= Records shown =
○ ○ ○

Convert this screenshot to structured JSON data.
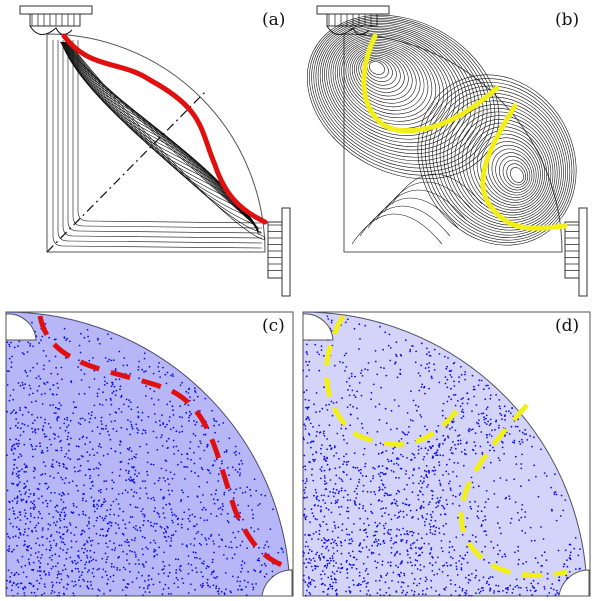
{
  "figure": {
    "panels": [
      {
        "id": "a",
        "label": "(a)",
        "view": "field-lines",
        "curve_color": "#e01010",
        "curve_style": "solid"
      },
      {
        "id": "b",
        "label": "(b)",
        "view": "field-lines",
        "curve_color": "#f2ee1a",
        "curve_style": "solid"
      },
      {
        "id": "c",
        "label": "(c)",
        "view": "particle-scatter",
        "curve_color": "#e01010",
        "curve_style": "dashed"
      },
      {
        "id": "d",
        "label": "(d)",
        "view": "particle-scatter",
        "curve_color": "#f2ee1a",
        "curve_style": "dashed"
      }
    ],
    "colors": {
      "field_lines": "#111111",
      "particles": "#1010e6",
      "background": "#ffffff"
    }
  }
}
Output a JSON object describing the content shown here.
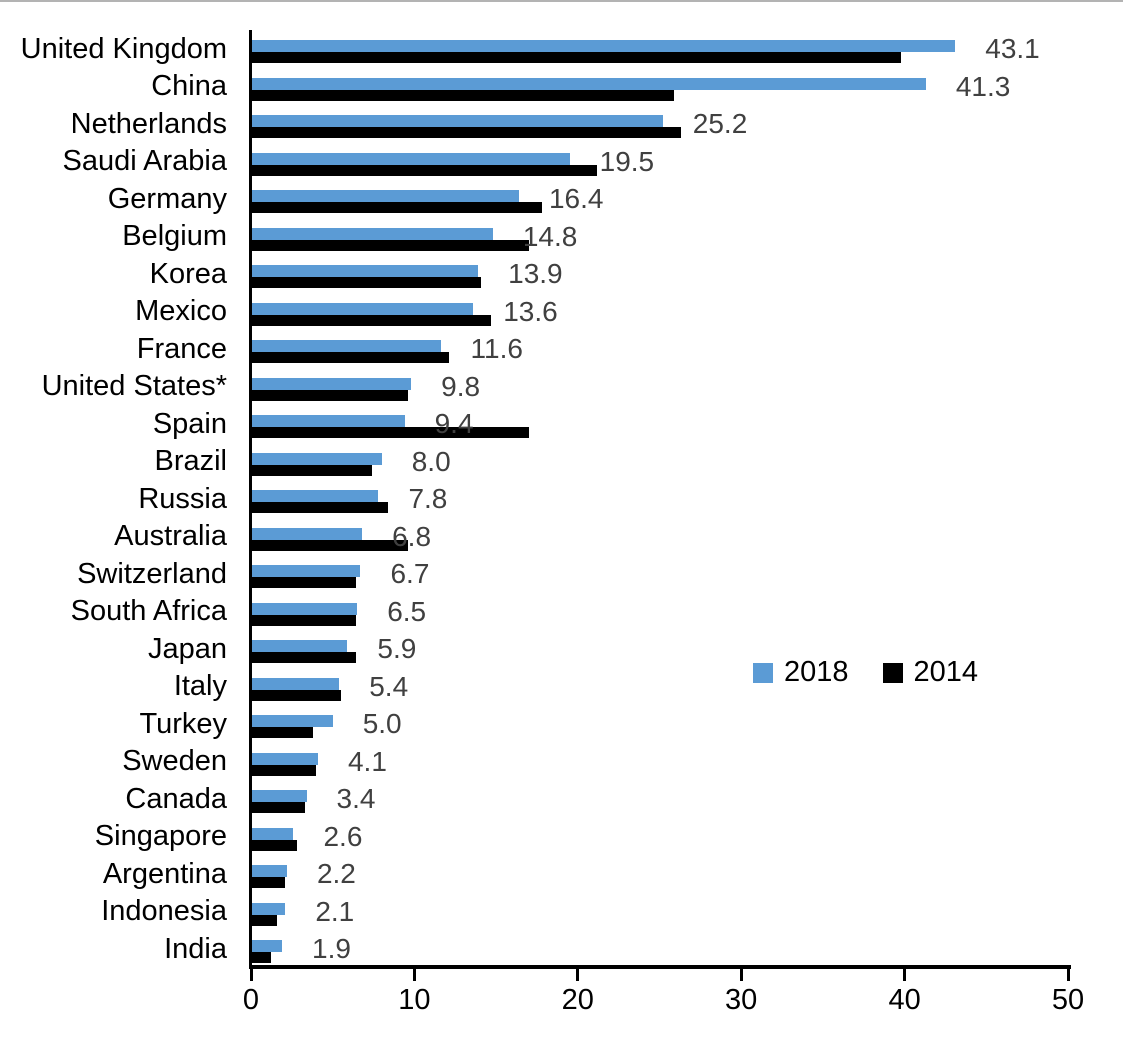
{
  "chart_data": {
    "type": "bar",
    "orientation": "horizontal",
    "title": "",
    "xlabel": "",
    "ylabel": "",
    "xlim": [
      0,
      50
    ],
    "x_ticks": [
      0,
      10,
      20,
      30,
      40,
      50
    ],
    "grid": false,
    "legend_position": "middle-right",
    "categories": [
      "United Kingdom",
      "China",
      "Netherlands",
      "Saudi Arabia",
      "Germany",
      "Belgium",
      "Korea",
      "Mexico",
      "France",
      "United States*",
      "Spain",
      "Brazil",
      "Russia",
      "Australia",
      "Switzerland",
      "South Africa",
      "Japan",
      "Italy",
      "Turkey",
      "Sweden",
      "Canada",
      "Singapore",
      "Argentina",
      "Indonesia",
      "India"
    ],
    "series": [
      {
        "name": "2018",
        "color": "#5B9BD5",
        "values": [
          43.1,
          41.3,
          25.2,
          19.5,
          16.4,
          14.8,
          13.9,
          13.6,
          11.6,
          9.8,
          9.4,
          8.0,
          7.8,
          6.8,
          6.7,
          6.5,
          5.9,
          5.4,
          5.0,
          4.1,
          3.4,
          2.6,
          2.2,
          2.1,
          1.9
        ]
      },
      {
        "name": "2014",
        "color": "#000000",
        "values": [
          39.8,
          25.9,
          26.3,
          21.2,
          17.8,
          17.0,
          14.1,
          14.7,
          12.1,
          9.6,
          17.0,
          7.4,
          8.4,
          9.6,
          6.4,
          6.4,
          6.4,
          5.5,
          3.8,
          4.0,
          3.3,
          2.8,
          2.1,
          1.6,
          1.2
        ]
      }
    ],
    "value_labels": [
      "43.1",
      "41.3",
      "25.2",
      "19.5",
      "16.4",
      "14.8",
      "13.9",
      "13.6",
      "11.6",
      "9.8",
      "9.4",
      "8.0",
      "7.8",
      "6.8",
      "6.7",
      "6.5",
      "5.9",
      "5.4",
      "5.0",
      "4.1",
      "3.4",
      "2.6",
      "2.2",
      "2.1",
      "1.9"
    ],
    "value_label_series": "2018",
    "value_label_color": "#404040",
    "axis_color": "#000000"
  }
}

○ ○ ○

= Aim =
Copy every record character for character. Skip the pictures.

= Response to this task =
Convert this screenshot to structured JSON data.
{
  "figure": {
    "panels": [
      {
        "id": "a",
        "label": "(a)",
        "view": "field-lines",
        "curve_color": "#e01010",
        "curve_style": "solid"
      },
      {
        "id": "b",
        "label": "(b)",
        "view": "field-lines",
        "curve_color": "#f2ee1a",
        "curve_style": "solid"
      },
      {
        "id": "c",
        "label": "(c)",
        "view": "particle-scatter",
        "curve_color": "#e01010",
        "curve_style": "dashed"
      },
      {
        "id": "d",
        "label": "(d)",
        "view": "particle-scatter",
        "curve_color": "#f2ee1a",
        "curve_style": "dashed"
      }
    ],
    "colors": {
      "field_lines": "#111111",
      "particles": "#1010e6",
      "background": "#ffffff"
    }
  }
}
Output a JSON object describing the content shown here.
{
  "chart_data": {
    "type": "bar",
    "orientation": "horizontal",
    "title": "",
    "xlabel": "",
    "ylabel": "",
    "xlim": [
      0,
      50
    ],
    "x_ticks": [
      0,
      10,
      20,
      30,
      40,
      50
    ],
    "grid": false,
    "legend_position": "middle-right",
    "categories": [
      "United Kingdom",
      "China",
      "Netherlands",
      "Saudi Arabia",
      "Germany",
      "Belgium",
      "Korea",
      "Mexico",
      "France",
      "United States*",
      "Spain",
      "Brazil",
      "Russia",
      "Australia",
      "Switzerland",
      "South Africa",
      "Japan",
      "Italy",
      "Turkey",
      "Sweden",
      "Canada",
      "Singapore",
      "Argentina",
      "Indonesia",
      "India"
    ],
    "series": [
      {
        "name": "2018",
        "color": "#5B9BD5",
        "values": [
          43.1,
          41.3,
          25.2,
          19.5,
          16.4,
          14.8,
          13.9,
          13.6,
          11.6,
          9.8,
          9.4,
          8.0,
          7.8,
          6.8,
          6.7,
          6.5,
          5.9,
          5.4,
          5.0,
          4.1,
          3.4,
          2.6,
          2.2,
          2.1,
          1.9
        ]
      },
      {
        "name": "2014",
        "color": "#000000",
        "values": [
          39.8,
          25.9,
          26.3,
          21.2,
          17.8,
          17.0,
          14.1,
          14.7,
          12.1,
          9.6,
          17.0,
          7.4,
          8.4,
          9.6,
          6.4,
          6.4,
          6.4,
          5.5,
          3.8,
          4.0,
          3.3,
          2.8,
          2.1,
          1.6,
          1.2
        ]
      }
    ],
    "value_labels": [
      "43.1",
      "41.3",
      "25.2",
      "19.5",
      "16.4",
      "14.8",
      "13.9",
      "13.6",
      "11.6",
      "9.8",
      "9.4",
      "8.0",
      "7.8",
      "6.8",
      "6.7",
      "6.5",
      "5.9",
      "5.4",
      "5.0",
      "4.1",
      "3.4",
      "2.6",
      "2.2",
      "2.1",
      "1.9"
    ],
    "value_label_series": "2018",
    "value_label_color": "#404040",
    "axis_color": "#000000"
  }
}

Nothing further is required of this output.